» The request:
Return the lines below that carry the word "Parse".

## start Records for this exercise

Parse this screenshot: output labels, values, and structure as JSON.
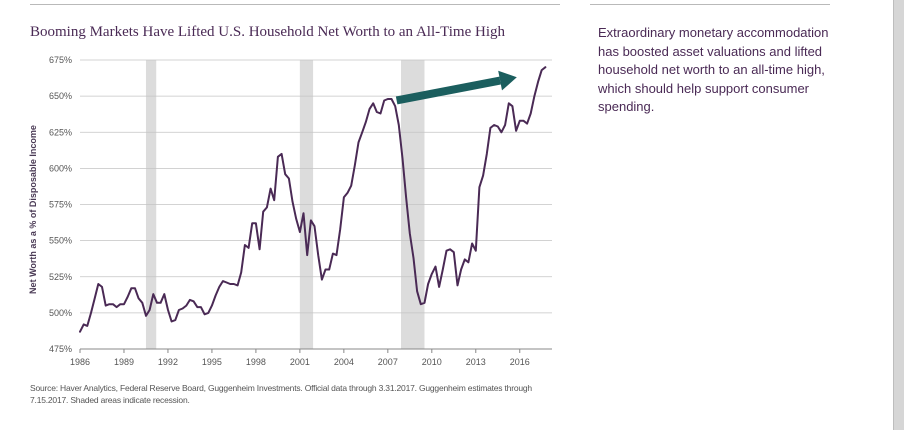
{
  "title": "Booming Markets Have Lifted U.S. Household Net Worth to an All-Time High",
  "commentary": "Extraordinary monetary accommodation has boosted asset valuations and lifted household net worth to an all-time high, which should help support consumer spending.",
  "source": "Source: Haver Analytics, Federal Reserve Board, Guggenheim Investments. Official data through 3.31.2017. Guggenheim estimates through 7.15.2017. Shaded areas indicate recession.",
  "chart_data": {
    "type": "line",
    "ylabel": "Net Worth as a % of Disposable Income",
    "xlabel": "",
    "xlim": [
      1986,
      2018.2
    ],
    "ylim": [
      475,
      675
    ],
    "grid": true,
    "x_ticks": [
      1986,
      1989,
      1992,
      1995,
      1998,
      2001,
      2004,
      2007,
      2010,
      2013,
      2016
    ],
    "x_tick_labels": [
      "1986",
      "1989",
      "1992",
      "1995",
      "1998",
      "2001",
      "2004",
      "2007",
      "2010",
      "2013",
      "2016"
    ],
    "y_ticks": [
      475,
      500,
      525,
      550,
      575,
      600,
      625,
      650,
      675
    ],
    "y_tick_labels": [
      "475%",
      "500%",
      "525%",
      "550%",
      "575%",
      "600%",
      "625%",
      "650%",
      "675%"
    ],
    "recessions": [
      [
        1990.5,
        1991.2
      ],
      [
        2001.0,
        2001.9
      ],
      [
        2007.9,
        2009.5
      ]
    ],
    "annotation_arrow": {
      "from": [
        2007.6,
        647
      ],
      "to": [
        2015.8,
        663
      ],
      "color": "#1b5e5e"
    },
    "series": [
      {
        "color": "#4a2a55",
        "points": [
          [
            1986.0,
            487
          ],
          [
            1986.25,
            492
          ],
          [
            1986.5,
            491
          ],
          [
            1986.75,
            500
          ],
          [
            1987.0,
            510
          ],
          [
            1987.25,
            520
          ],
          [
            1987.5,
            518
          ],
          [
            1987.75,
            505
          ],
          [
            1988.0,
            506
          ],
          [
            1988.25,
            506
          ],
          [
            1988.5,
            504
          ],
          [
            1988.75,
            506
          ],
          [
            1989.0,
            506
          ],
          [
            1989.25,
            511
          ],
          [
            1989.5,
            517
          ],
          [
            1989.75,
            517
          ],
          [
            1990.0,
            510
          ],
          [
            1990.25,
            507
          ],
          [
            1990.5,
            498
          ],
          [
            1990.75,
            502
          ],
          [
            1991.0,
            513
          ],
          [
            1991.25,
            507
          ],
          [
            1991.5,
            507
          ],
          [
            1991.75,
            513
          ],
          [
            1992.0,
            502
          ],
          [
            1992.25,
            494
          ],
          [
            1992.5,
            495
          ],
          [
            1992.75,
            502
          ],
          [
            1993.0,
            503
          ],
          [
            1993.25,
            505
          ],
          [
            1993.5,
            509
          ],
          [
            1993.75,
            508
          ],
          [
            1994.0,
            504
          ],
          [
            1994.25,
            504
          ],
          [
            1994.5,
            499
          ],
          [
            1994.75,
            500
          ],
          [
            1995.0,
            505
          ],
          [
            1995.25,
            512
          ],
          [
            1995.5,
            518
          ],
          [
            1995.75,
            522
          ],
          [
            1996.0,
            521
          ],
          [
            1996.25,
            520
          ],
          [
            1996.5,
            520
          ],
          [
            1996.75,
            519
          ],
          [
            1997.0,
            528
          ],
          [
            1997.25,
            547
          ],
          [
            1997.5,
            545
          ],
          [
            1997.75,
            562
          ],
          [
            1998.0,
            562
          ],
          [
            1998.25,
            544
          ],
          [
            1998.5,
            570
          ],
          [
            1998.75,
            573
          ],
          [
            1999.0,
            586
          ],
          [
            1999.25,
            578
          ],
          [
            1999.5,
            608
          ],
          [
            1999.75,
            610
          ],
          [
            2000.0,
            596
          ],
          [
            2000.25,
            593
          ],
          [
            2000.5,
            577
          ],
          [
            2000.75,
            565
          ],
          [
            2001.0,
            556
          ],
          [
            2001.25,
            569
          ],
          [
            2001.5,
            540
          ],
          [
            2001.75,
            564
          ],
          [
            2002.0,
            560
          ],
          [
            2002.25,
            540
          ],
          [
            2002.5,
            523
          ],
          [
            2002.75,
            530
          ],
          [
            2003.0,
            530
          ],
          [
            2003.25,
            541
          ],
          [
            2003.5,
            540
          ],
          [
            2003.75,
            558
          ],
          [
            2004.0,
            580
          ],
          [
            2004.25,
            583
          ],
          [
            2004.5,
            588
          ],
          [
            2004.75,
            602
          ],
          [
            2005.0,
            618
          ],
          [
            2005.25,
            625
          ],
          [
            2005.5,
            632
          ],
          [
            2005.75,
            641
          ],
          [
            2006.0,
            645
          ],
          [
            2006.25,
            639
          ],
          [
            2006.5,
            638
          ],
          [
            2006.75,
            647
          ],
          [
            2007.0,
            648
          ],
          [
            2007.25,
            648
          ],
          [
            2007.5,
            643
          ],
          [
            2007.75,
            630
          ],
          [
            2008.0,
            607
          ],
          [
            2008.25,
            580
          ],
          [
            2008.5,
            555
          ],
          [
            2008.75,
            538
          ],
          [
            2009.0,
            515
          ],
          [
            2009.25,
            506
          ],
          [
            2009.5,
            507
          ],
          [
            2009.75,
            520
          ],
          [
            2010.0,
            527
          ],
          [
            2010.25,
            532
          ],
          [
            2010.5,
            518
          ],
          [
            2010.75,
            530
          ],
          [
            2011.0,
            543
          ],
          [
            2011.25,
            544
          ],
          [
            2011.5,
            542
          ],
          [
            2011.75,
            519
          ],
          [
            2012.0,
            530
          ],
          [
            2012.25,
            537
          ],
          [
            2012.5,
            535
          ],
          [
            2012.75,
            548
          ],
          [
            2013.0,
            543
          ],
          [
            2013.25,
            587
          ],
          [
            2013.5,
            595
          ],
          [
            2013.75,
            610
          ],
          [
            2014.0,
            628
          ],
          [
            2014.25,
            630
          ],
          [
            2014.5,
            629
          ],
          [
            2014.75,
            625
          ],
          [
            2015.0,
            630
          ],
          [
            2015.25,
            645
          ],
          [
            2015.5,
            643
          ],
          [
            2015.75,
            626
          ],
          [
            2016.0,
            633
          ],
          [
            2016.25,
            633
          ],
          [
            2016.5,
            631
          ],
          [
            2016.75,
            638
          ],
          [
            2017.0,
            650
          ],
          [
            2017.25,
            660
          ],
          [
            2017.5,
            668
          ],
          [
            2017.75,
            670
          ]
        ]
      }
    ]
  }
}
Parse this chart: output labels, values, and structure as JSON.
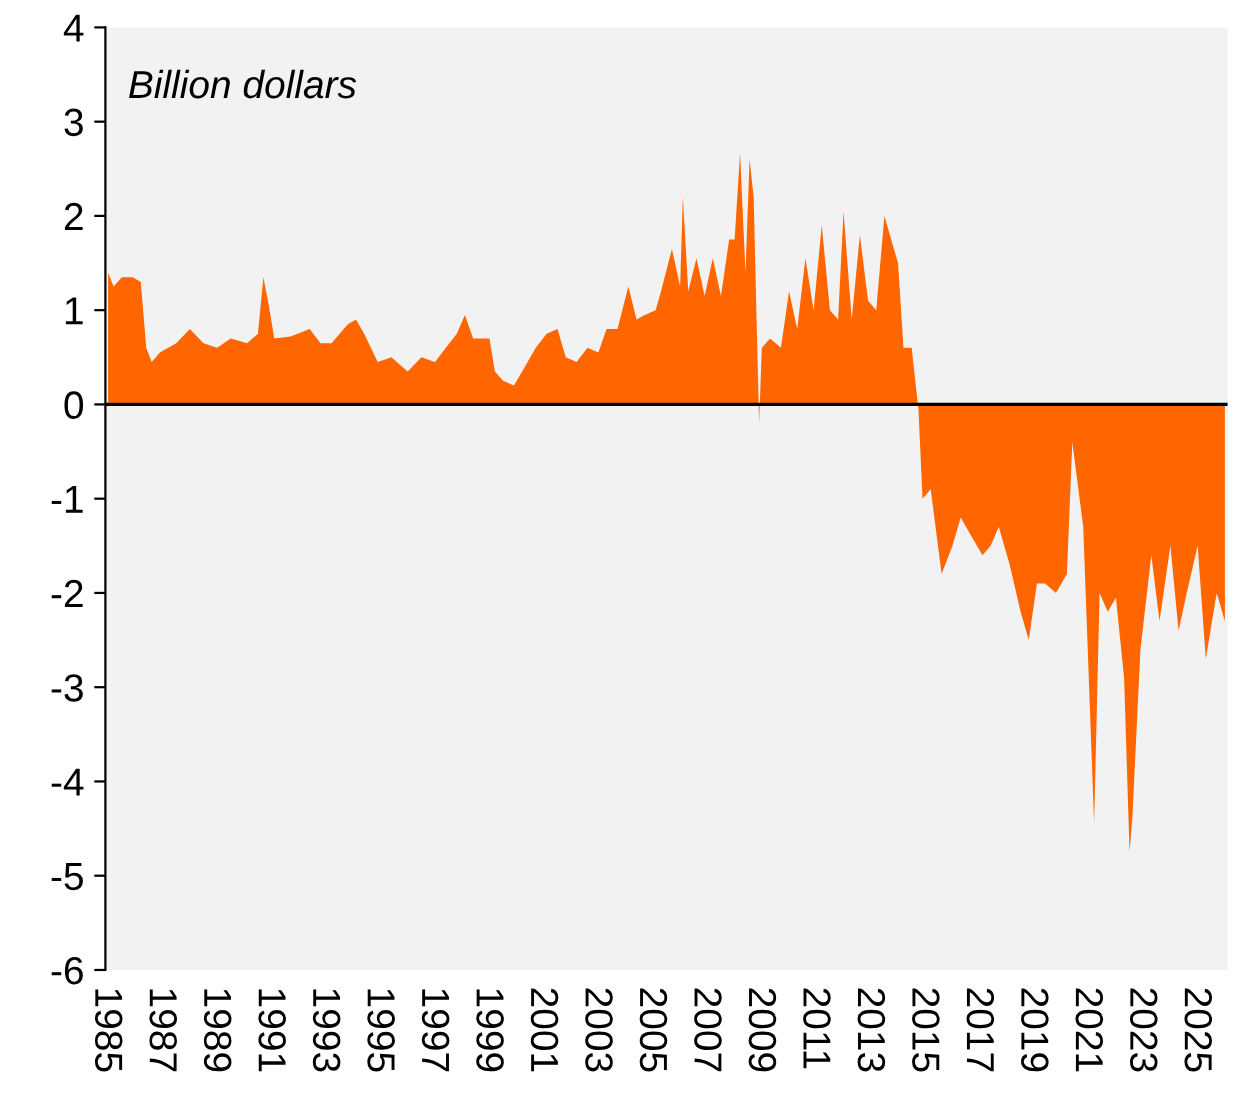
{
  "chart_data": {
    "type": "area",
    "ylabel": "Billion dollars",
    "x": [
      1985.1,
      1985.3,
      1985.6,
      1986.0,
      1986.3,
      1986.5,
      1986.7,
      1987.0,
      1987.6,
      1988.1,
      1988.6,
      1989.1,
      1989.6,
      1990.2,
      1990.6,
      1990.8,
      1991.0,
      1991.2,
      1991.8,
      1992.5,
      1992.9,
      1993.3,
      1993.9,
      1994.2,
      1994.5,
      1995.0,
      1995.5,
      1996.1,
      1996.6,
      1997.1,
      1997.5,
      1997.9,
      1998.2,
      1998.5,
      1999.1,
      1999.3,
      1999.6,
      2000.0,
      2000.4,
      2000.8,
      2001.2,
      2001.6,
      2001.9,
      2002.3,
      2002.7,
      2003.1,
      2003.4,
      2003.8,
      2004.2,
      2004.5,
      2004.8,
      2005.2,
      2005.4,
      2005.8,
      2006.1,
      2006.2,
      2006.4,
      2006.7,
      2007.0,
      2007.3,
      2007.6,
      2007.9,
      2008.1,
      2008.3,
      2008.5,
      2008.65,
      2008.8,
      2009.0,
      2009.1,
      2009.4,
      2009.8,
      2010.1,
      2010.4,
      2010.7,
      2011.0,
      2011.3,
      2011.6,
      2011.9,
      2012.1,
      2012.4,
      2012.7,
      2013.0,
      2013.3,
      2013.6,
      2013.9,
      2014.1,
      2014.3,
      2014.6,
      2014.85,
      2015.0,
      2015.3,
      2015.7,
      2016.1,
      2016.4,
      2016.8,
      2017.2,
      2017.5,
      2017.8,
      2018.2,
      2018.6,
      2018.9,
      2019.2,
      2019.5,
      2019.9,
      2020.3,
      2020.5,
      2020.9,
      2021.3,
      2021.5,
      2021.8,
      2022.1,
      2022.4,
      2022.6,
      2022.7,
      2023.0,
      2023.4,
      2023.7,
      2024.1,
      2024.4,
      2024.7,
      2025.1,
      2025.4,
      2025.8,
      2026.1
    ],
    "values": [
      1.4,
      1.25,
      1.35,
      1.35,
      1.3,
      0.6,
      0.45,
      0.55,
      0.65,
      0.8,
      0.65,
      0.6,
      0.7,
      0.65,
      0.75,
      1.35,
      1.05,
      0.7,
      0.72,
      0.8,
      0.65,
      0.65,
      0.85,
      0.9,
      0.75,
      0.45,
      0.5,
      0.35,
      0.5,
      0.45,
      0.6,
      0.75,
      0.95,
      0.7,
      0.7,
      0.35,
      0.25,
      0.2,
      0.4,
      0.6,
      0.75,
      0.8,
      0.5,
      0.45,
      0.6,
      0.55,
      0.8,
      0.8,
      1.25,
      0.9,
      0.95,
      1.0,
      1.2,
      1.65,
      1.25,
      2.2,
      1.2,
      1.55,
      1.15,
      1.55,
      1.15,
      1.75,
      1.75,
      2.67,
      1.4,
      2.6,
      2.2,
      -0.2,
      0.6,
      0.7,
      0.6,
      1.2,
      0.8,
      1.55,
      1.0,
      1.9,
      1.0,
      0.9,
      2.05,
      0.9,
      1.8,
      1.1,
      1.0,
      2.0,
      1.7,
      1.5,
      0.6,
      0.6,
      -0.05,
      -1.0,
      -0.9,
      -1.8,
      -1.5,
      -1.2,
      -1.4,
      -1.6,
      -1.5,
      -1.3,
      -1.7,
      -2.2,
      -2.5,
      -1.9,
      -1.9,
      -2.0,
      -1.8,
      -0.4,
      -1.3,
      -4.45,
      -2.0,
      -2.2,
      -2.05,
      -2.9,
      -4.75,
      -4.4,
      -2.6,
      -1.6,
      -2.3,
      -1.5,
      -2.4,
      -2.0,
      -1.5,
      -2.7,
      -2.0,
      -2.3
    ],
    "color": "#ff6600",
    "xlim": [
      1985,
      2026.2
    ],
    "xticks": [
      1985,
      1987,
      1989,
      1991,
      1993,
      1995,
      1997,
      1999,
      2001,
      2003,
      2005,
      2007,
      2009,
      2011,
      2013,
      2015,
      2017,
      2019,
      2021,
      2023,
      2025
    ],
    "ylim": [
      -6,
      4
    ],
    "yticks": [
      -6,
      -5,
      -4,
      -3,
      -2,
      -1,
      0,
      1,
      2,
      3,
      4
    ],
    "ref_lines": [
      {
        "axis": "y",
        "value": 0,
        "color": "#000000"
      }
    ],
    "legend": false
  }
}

## end Records for this exercise

» Output below:
Parse this screenshot: output labels, values, and structure as JSON.
Parse this chart: output labels, values, and structure as JSON.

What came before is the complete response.